[Given passage]:
25.1.1 Requirements terminology
There are many terms that are used to describe what a product does or how well it does it. In PRINCE2 Agile the conventions in Table 25.1 are used.
Approximate level of detail | Preferred PRINCE2 Agile terms | Possible equivalent terms |
---|---|---|
The highest | Project product description | Vision |
High level | Product group Project product description composition High-level requirement | Epic, feature, function, theme, scope |
Intermediate level | Product description Intermediate-level requirement | Epic, feature, function, coarse-grained user story |
Low level | Product description Sub-product Low-level or detailed requirement | User story, fine-grained user story |
Table 25.1 Requirements and equivalent terms
25.1.1.1 Further clarification
The following lists some of the ways requirements are treated in PRINCE2 Agile:
- In order to meet a requirement or produce a product it may be necessary to carry out one or more ‘tasks’. These could appear on a team plan or sprint backlog (not referred to as requirements by PRINCE2 Agile).
- Requirements fall into two types: functional (what it does) and non-functional (how well it does it).
- Throughout the PRINCE2 and the agile communities, many of these terms are used interchangeably (e.g. function, feature, user story, requirement) although they are not necessarily referring to the same thing. Table 25.1 provides the view of PRINCE2 Agile and how it refers to these terms.
- Throughout this manual, the terms ‘requirements’, ‘product descriptions’ and ‘user stories’ are often used interchangeably, as most of the time they are referring to the same thing. The choice of term will depend on which term best suits the context.
25.1.2 The role of requirements
Requirements have a special role in an agile context. They represent the ‘currency’ an agile team deals in. Managing and trading requirements becomes a focal point of the way an agile team works, as less focus needs to be applied to other constraints such as managing time and cost.
Defining a requirement is one thing, defining it well is another! It is essential that requirements are defined well, as this gives a level of precision that actually defines the end product. However, to do this requires the relevant technical skills and the use of good techniques such as interviewing skills and process modelling.
Take, as an example of the importance of requirements, the delivery of a new kitchen. This is what the customer wants and what the project must deliver, as described in the project product description. A business case would have been created in order to justify this. But how does the customer define what they mean by ‘a kitchen’? Does the new kitchen have a dishwasher and an ice-maker? How important are these features? Requirements describe what the customer means by ‘a kitchen’.

[Tasks to complete]:
**1)** In the passage on PRINCE2 Agile requirements, which two types do requirements fall into?
**2)** Decide whether each statement agrees with the passage on PRINCE2 Agile requirements, answering yes or no and quoting the words that settle it. (a) PRINCE2 Agile calls the tasks on a sprint backlog requirements. (b) Requirements are described as the "currency" an agile team deals in. (c) Defining requirements well calls for no particular technical skills.
**3)** List every possible equivalent term that the passage on PRINCE2 Agile requirements gives for the high level of detail.
The data are not needed for this work.

[Data listing]:
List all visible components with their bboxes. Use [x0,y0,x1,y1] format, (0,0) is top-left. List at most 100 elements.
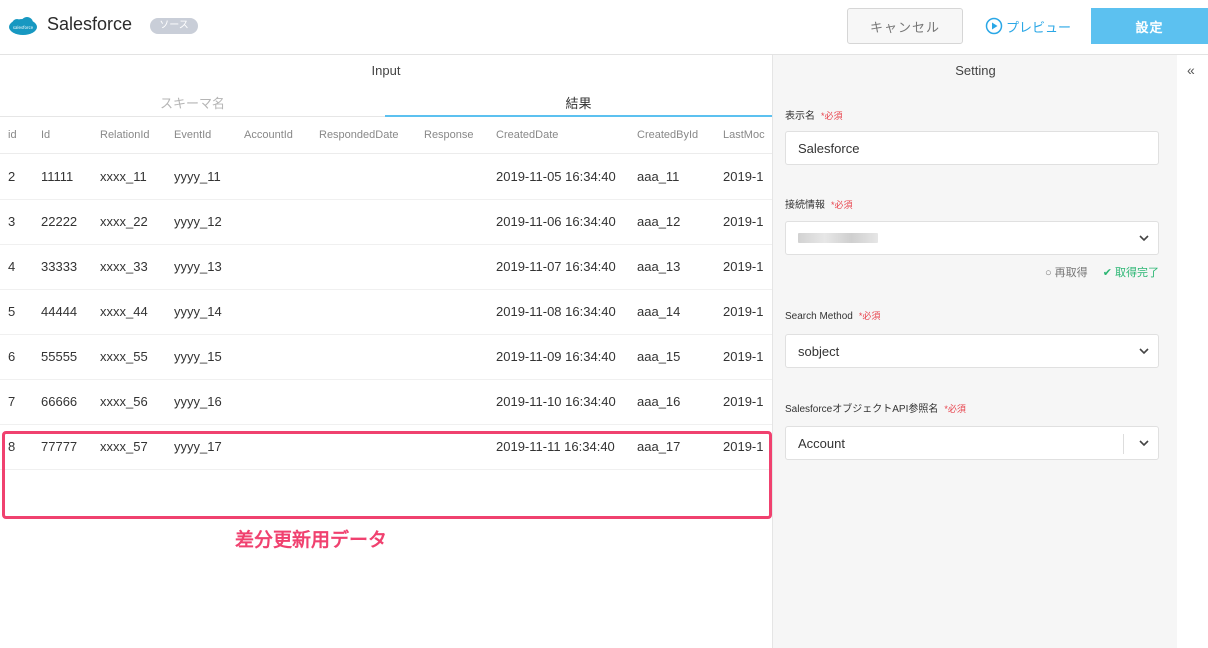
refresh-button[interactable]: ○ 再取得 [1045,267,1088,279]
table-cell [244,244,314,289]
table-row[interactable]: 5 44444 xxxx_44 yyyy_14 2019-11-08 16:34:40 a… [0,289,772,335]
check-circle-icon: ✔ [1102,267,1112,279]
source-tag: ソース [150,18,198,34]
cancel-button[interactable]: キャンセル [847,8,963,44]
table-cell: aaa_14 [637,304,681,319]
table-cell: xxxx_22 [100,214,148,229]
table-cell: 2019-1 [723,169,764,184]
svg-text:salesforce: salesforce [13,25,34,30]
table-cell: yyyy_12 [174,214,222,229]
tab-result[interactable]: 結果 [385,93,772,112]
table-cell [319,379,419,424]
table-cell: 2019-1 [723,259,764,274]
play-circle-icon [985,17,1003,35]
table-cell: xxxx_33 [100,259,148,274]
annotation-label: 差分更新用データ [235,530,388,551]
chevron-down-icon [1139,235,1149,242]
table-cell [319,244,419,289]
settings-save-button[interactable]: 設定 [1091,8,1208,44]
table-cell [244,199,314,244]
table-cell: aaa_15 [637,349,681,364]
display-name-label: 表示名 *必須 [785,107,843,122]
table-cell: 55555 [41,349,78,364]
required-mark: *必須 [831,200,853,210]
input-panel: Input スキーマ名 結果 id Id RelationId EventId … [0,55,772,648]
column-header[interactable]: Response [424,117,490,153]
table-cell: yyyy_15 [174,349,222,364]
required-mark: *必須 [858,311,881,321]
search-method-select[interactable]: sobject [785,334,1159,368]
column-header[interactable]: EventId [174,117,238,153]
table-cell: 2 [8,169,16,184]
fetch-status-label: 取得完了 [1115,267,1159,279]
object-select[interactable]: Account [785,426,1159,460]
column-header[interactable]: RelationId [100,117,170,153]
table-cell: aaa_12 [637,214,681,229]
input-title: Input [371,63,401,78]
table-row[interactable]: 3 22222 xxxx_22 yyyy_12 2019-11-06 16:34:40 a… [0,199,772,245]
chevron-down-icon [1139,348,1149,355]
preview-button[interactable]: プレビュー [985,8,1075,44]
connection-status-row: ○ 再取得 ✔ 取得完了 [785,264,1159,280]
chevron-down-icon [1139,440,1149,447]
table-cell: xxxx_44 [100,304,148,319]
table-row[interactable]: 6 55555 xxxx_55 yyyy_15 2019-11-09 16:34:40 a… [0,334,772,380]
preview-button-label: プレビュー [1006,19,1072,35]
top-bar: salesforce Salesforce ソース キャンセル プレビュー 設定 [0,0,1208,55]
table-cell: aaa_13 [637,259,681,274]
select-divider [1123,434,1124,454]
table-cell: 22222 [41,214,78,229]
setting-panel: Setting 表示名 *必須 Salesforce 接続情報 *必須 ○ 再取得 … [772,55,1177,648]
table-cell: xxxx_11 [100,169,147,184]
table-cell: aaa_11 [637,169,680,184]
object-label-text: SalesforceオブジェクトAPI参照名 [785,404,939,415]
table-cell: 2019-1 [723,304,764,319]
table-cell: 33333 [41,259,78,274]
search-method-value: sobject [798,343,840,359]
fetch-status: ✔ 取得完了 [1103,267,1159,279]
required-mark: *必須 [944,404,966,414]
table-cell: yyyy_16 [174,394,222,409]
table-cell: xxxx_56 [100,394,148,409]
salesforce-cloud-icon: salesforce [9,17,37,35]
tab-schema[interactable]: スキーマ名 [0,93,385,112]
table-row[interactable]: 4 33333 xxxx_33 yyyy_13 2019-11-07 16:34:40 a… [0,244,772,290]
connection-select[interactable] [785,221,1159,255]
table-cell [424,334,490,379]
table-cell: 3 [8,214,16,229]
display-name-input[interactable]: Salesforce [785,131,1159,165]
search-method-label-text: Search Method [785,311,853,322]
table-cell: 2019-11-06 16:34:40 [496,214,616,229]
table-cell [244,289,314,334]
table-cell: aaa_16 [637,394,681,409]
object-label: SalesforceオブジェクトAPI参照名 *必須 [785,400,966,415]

[Solutions for each task]:
**1)** Functional (what it does) and non-functional (how well it does it).

**2)**
(a) No: "not referred to as requirements by PRINCE2 Agile"
(b) Yes: "They represent the ‘currency’ an agile team deals in."
(c) No: "to do this requires the relevant technical skills"

**3)** Epic, feature, function, theme, scope